### [EXERCISE REQUIREMENTS]
Omit any picture, and return the remaining data exactly as written.
— Start —
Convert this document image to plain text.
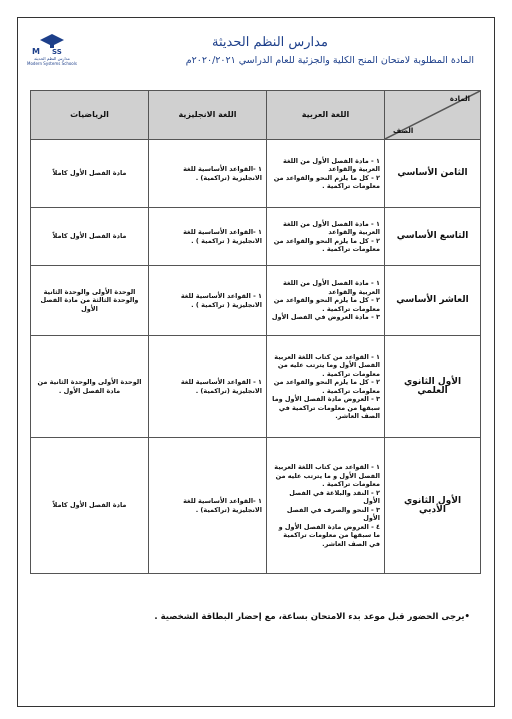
M SS
مدارس النظم الحديثة
Modern Systems Schools
مدارس النظم الحديثة
المادة المطلوبة لامتحان المنح الكلية والجزئية للعام الدراسي ٢٠٢٠/٢٠٢١م
المادة
الصف	اللغة العربية	اللغة الانجليزية	الرياضيات
الثامن الأساسي	١ - مادة الفصل الأول من اللغة العربية والقواعد
٢ - كل ما يلزم النحو والقواعد من معلومات تراكمية .	١ -القواعد الأساسية للغة الانجليزية (تراكمية) .	مادة الفصل الأول كاملاً
التاسع الأساسي	١ - مادة الفصل الأول من اللغة العربية والقواعد
٢ - كل ما يلزم النحو والقواعد من معلومات تراكمية .	١ -القواعد الأساسية للغة الانجليزية ( تراكمية ) .	مادة الفصل الأول كاملاً
العاشر الأساسي	١ - مادة الفصل الأول من اللغة العربية والقواعد
٢ - كل ما يلزم النحو والقواعد من معلومات تراكمية .
٣ - مادة العروض في الفصل الأول	١ - القواعد الأساسية للغة الانجليزية ( تراكمية ) .	الوحدة الأولى والوحدة الثانية والوحدة الثالثة من مادة الفصل الأول
الأول الثانوي العلمي	١ - القواعد من كتاب اللغة العربية الفصل الأول وما يترتب عليه من معلومات تراكمية .
٢ - كل ما يلزم النحو والقواعد من معلومات تراكمية .
٣ - العروض مادة الفصل الأول وما سبقها من معلومات تراكمية في الصف العاشر.	١ - القواعد الأساسية للغة الانجليزية (تراكمية) .	الوحدة الأولى والوحدة الثانية من مادة الفصل الأول .
الأول الثانوي الأدبي	١ - القواعد من كتاب اللغة العربية الفصل الأول و ما يترتب عليه من معلومات تراكمية .
٢ - النقد والبلاغة في الفصل الأول
٣ - النحو والصرف في الفصل الأول
٤ - العروض مادة الفصل الأول و ما سبقها من معلومات تراكمية في الصف العاشر.	١ -القواعد الأساسية للغة الانجليزية (تراكمية) .	مادة الفصل الأول كاملاً
•يرجى الحضور قبل موعد بدء الامتحان بساعة، مع إحضار البطاقة الشخصية .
— End —
### [OUTPUT FOR THIS EXERCISE]
Convert this document image to plain text.
M SS
مدارس النظم الحديثة
Modern Systems Schools
مدارس النظم الحديثة
المادة المطلوبة لامتحان المنح الكلية والجزئية للعام الدراسي ٢٠٢٠/٢٠٢١م
المادة
الصف	اللغة العربية	اللغة الانجليزية	الرياضيات
الثامن الأساسي	١ - مادة الفصل الأول من اللغة العربية والقواعد
٢ - كل ما يلزم النحو والقواعد من معلومات تراكمية .	١ -القواعد الأساسية للغة الانجليزية (تراكمية) .	مادة الفصل الأول كاملاً
التاسع الأساسي	١ - مادة الفصل الأول من اللغة العربية والقواعد
٢ - كل ما يلزم النحو والقواعد من معلومات تراكمية .	١ -القواعد الأساسية للغة الانجليزية ( تراكمية ) .	مادة الفصل الأول كاملاً
العاشر الأساسي	١ - مادة الفصل الأول من اللغة العربية والقواعد
٢ - كل ما يلزم النحو والقواعد من معلومات تراكمية .
٣ - مادة العروض في الفصل الأول	١ - القواعد الأساسية للغة الانجليزية ( تراكمية ) .	الوحدة الأولى والوحدة الثانية والوحدة الثالثة من مادة الفصل الأول
الأول الثانوي العلمي	١ - القواعد من كتاب اللغة العربية الفصل الأول وما يترتب عليه من معلومات تراكمية .
٢ - كل ما يلزم النحو والقواعد من معلومات تراكمية .
٣ - العروض مادة الفصل الأول وما سبقها من معلومات تراكمية في الصف العاشر.	١ - القواعد الأساسية للغة الانجليزية (تراكمية) .	الوحدة الأولى والوحدة الثانية من مادة الفصل الأول .
الأول الثانوي الأدبي	١ - القواعد من كتاب اللغة العربية الفصل الأول و ما يترتب عليه من معلومات تراكمية .
٢ - النقد والبلاغة في الفصل الأول
٣ - النحو والصرف في الفصل الأول
٤ - العروض مادة الفصل الأول و ما سبقها من معلومات تراكمية في الصف العاشر.	١ -القواعد الأساسية للغة الانجليزية (تراكمية) .	مادة الفصل الأول كاملاً
•يرجى الحضور قبل موعد بدء الامتحان بساعة، مع إحضار البطاقة الشخصية .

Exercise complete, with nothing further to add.